───── Exercise inputs

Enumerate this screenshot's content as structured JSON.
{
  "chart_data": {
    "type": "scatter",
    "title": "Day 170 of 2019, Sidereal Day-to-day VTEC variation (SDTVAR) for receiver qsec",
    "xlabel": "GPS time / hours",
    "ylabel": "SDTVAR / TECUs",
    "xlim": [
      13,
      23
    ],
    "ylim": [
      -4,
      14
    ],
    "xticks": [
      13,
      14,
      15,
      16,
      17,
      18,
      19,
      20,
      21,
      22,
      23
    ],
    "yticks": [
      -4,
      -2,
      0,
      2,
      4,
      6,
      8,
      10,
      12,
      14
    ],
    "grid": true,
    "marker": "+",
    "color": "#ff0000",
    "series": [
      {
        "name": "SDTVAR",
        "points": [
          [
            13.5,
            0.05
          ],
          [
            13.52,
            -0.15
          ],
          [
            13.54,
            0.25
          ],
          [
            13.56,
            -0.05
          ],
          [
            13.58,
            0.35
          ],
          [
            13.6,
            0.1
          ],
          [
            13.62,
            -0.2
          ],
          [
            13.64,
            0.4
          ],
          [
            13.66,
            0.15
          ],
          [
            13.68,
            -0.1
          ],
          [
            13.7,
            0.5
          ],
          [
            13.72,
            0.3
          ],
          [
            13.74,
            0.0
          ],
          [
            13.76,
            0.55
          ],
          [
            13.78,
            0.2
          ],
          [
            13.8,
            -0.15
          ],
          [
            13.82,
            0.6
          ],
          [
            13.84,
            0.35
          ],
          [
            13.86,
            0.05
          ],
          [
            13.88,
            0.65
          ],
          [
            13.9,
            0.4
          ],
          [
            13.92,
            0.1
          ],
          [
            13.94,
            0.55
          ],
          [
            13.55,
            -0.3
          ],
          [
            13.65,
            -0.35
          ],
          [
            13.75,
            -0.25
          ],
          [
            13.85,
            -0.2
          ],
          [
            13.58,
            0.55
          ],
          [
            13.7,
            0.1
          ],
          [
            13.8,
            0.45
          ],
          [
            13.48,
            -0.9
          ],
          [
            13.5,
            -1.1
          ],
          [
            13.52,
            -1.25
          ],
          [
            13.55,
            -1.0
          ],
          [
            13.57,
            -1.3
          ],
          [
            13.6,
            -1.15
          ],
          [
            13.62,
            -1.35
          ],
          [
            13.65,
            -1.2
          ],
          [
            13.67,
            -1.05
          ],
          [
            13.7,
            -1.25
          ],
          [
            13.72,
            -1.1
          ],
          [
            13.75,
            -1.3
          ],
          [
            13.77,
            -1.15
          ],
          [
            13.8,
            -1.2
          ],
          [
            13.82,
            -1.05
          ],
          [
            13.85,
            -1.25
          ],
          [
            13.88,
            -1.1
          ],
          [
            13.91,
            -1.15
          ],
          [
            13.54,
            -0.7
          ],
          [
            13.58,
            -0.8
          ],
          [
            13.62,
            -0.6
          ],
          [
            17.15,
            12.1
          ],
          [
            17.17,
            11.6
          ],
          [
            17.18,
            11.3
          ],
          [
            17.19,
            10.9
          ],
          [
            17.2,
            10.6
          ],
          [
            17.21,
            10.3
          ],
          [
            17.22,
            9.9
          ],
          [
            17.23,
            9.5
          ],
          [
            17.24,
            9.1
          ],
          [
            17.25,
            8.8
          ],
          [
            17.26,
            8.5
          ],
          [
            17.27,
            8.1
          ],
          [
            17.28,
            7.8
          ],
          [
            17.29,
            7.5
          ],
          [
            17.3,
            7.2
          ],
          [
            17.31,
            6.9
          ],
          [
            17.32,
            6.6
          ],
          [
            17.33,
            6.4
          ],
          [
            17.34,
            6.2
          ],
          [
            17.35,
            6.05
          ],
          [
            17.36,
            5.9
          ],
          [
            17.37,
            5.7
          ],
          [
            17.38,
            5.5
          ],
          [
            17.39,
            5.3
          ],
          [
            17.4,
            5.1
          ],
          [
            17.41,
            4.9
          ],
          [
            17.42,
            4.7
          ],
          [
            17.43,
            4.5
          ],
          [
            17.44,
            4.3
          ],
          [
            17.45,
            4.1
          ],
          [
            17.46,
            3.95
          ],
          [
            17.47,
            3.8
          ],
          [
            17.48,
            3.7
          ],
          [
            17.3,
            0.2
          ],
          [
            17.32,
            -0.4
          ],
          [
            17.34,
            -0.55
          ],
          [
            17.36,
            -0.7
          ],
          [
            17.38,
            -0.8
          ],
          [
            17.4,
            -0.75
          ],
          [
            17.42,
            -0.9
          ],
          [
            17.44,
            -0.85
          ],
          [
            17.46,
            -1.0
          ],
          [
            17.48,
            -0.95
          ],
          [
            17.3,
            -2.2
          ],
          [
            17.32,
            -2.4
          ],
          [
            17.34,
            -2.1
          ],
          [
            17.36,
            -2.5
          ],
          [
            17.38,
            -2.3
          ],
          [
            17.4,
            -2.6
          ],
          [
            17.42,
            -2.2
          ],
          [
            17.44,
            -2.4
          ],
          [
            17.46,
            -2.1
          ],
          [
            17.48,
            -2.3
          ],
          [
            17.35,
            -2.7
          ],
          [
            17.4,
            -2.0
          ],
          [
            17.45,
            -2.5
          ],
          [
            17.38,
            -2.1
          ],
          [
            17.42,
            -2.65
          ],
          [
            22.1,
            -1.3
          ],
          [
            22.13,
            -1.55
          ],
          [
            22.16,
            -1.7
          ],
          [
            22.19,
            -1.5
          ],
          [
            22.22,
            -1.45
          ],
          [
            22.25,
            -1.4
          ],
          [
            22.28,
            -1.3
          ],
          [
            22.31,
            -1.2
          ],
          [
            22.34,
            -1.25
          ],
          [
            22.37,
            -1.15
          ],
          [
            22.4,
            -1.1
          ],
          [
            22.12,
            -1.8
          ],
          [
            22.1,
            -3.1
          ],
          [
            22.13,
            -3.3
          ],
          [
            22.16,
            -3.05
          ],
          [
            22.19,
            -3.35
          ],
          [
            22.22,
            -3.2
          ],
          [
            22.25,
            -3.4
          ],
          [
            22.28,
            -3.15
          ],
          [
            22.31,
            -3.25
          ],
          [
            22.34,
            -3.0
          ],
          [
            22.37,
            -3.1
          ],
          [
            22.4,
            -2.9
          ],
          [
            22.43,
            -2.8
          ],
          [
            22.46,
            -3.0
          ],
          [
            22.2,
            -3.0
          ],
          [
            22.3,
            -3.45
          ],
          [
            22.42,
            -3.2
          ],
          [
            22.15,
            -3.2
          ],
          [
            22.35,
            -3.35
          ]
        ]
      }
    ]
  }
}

──────────

What the exercise asks: From the entries above, copy each line holding "SDTVAR".

Reply to the exercise:
    "title": "Day 170 of 2019, Sidereal Day-to-day VTEC variation (SDTVAR) for receiver qsec",
    "ylabel": "SDTVAR / TECUs",
        "name": "SDTVAR",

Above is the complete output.